Aim: Count how many lines hold the string "produced". Give that number alone.

* START Input records *

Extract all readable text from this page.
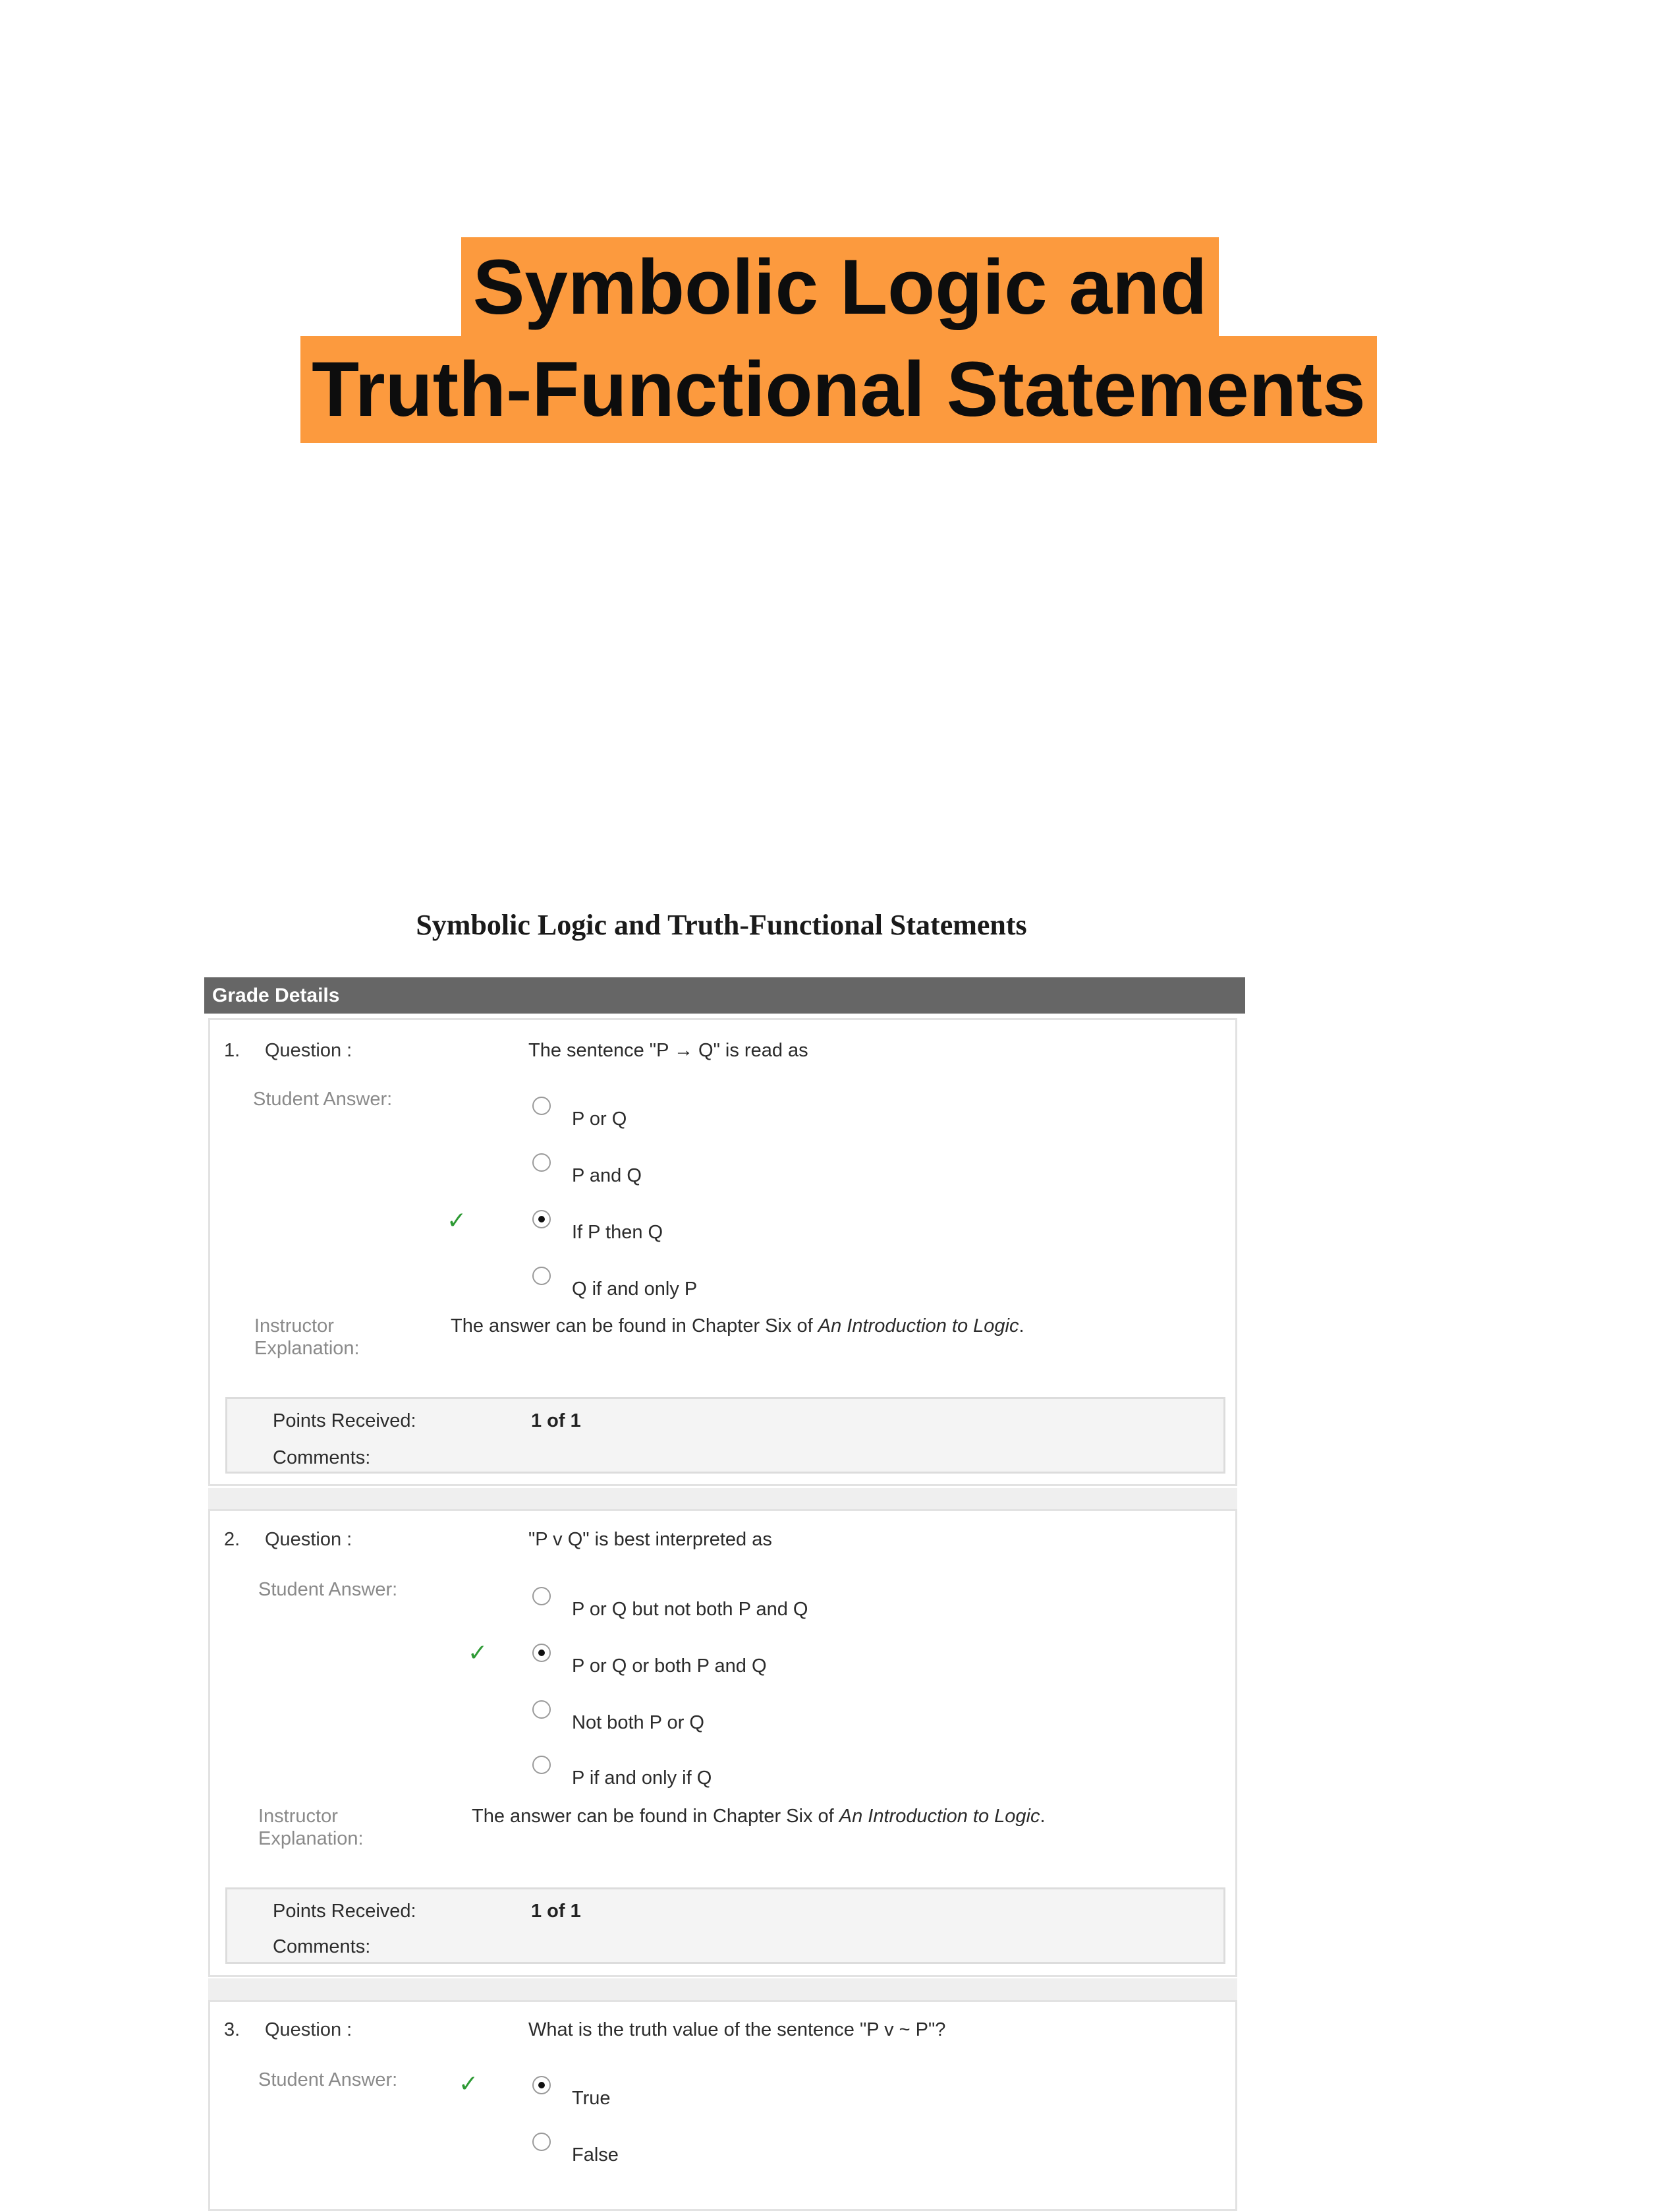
Symbolic Logic and
Truth-Functional Statements
Symbolic Logic and Truth-Functional Statements
Grade Details
1. Question :	The sentence "P → Q" is read as
Student Answer:
P or Q
P and Q
✓	If P then Q
Q if and only P
Instructor
Explanation:
The answer can be found in Chapter Six of An Introduction to Logic.
Points Received:	1 of 1
Comments:
2. Question :	"P v Q" is best interpreted as
Student Answer:
P or Q but not both P and Q
✓	P or Q or both P and Q
Not both P or Q
P if and only if Q
Instructor
Explanation:
The answer can be found in Chapter Six of An Introduction to Logic.
Points Received:	1 of 1
Comments:
3. Question :	What is the truth value of the sentence "P v ~ P"?
Student Answer:	✓
True
False
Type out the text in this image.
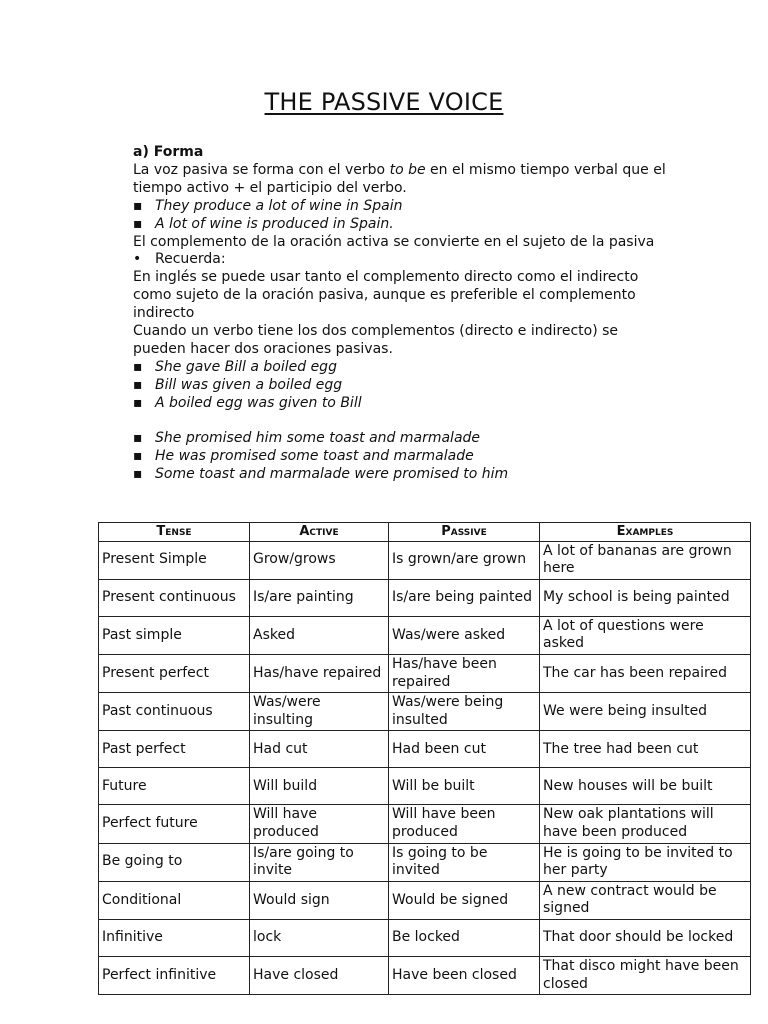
THE PASSIVE VOICE

a) Forma

La voz pasiva se forma con el verbo to be en el mismo tiempo verbal que el tiempo activo + el participio del verbo.

▪ They produce a lot of wine in Spain

▪ A lot of wine is produced in Spain.

El complemento de la oración activa se convierte en el sujeto de la pasiva

• Recuerda:

En inglés se puede usar tanto el complemento directo como el indirecto como sujeto de la oración pasiva, aunque es preferible el complemento indirecto

Cuando un verbo tiene los dos complementos (directo e indirecto) se pueden hacer dos oraciones pasivas.

▪ She gave Bill a boiled egg

▪ Bill was given a boiled egg

▪ A boiled egg was given to Bill

▪ She promised him some toast and marmalade

▪ He was promised some toast and marmalade

▪ Some toast and marmalade were promised to him

Tense	Active	Passive	Examples
Present Simple	Grow/grows	Is grown/are grown	A lot of bananas are grown here
Present continuous	Is/are painting	Is/are being painted	My school is being painted
Past simple	Asked	Was/were asked	A lot of questions were asked
Present perfect	Has/have repaired	Has/have been repaired	The car has been repaired
Past continuous	Was/were insulting	Was/were being insulted	We were being insulted
Past perfect	Had cut	Had been cut	The tree had been cut
Future	Will build	Will be built	New houses will be built
Perfect future	Will have produced	Will have been produced	New oak plantations will have been produced
Be going to	Is/are going to invite	Is going to be invited	He is going to be invited to her party
Conditional	Would sign	Would be signed	A new contract would be signed
Infinitive	lock	Be locked	That door should be locked
Perfect infinitive	Have closed	Have been closed	That disco might have been closed
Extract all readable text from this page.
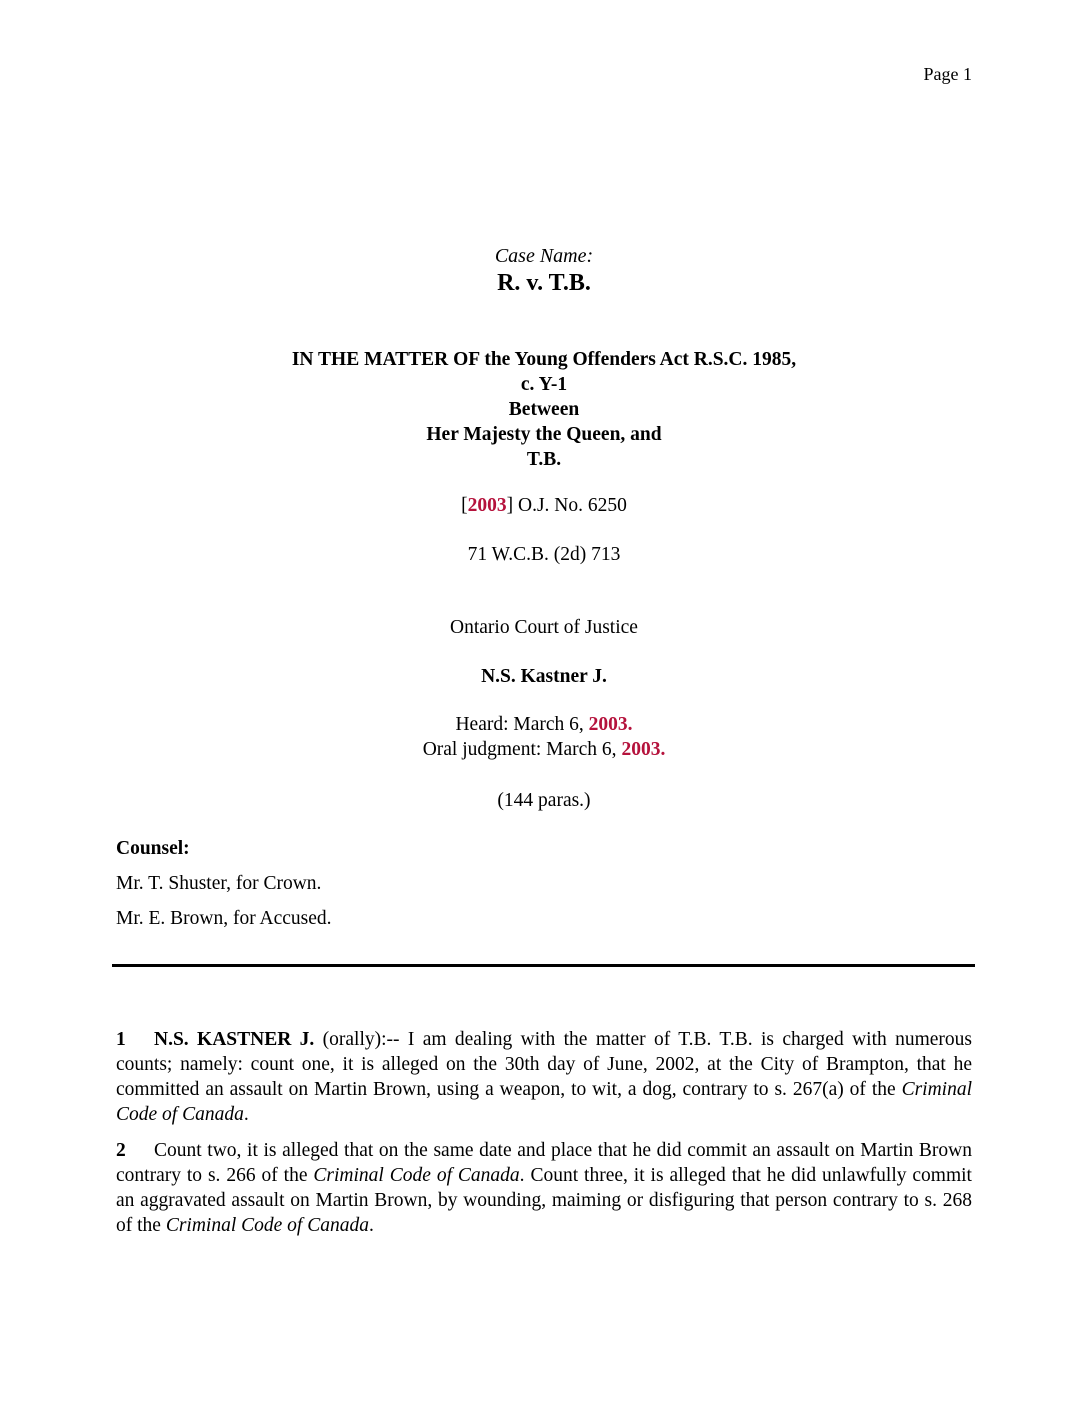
Page 1
Case Name:
R. v. T.B.
IN THE MATTER OF the Young Offenders Act R.S.C. 1985,
c. Y-1
Between
Her Majesty the Queen, and
T.B.
[2003] O.J. No. 6250
71 W.C.B. (2d) 713
Ontario Court of Justice
N.S. Kastner J.
Heard: March 6, 2003.
Oral judgment: March 6, 2003.
(144 paras.)
Counsel:
Mr. T. Shuster, for Crown.
Mr. E. Brown, for Accused.
1 N.S. KASTNER J. (orally):-- I am dealing with the matter of T.B. T.B. is charged with numerous counts; namely: count one, it is alleged on the 30th day of June, 2002, at the City of Brampton, that he committed an assault on Martin Brown, using a weapon, to wit, a dog, contrary to s. 267(a) of the Criminal Code of Canada.
2 Count two, it is alleged that on the same date and place that he did commit an assault on Martin Brown contrary to s. 266 of the Criminal Code of Canada. Count three, it is alleged that he did unlawfully commit an aggravated assault on Martin Brown, by wounding, maiming or disfiguring that person contrary to s. 268 of the Criminal Code of Canada.
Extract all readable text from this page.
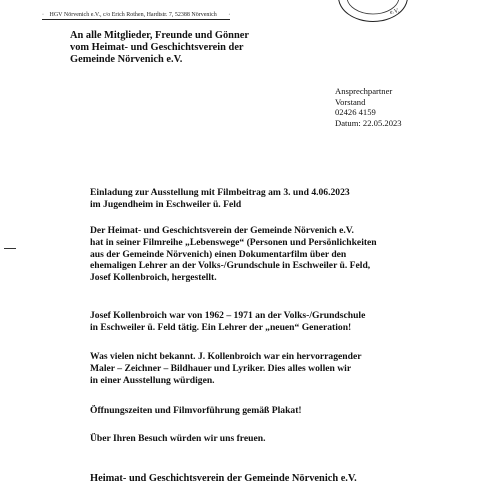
· HGV Nörvenich e.V., c/o Erich Rothen, Hardtstr. 7, 52388 Nörvenich ·	e.V.
An alle Mitglieder, Freunde und Gönner
vom Heimat- und Geschichtsverein der
Gemeinde Nörvenich e.V.
Ansprechpartner
Vorstand
02426 4159
Datum: 22.05.2023
Einladung zur Ausstellung mit Filmbeitrag am 3. und 4.06.2023
im Jugendheim in Eschweiler ü. Feld
Der Heimat- und Geschichtsverein der Gemeinde Nörvenich e.V.
hat in seiner Filmreihe „Lebenswege“ (Personen und Persönlichkeiten
aus der Gemeinde Nörvenich) einen Dokumentarfilm über den
ehemaligen Lehrer an der Volks-/Grundschule in Eschweiler ü. Feld,
Josef Kollenbroich, hergestellt.
Josef Kollenbroich war von 1962 – 1971 an der Volks-/Grundschule
in Eschweiler ü. Feld tätig. Ein Lehrer der „neuen“ Generation!
Was vielen nicht bekannt. J. Kollenbroich war ein hervorragender
Maler – Zeichner – Bildhauer und Lyriker. Dies alles wollen wir
in einer Ausstellung würdigen.
Öffnungszeiten und Filmvorführung gemäß Plakat!
Über Ihren Besuch würden wir uns freuen.
Heimat- und Geschichtsverein der Gemeinde Nörvenich e.V.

* END Input records *

Solution for this task: 2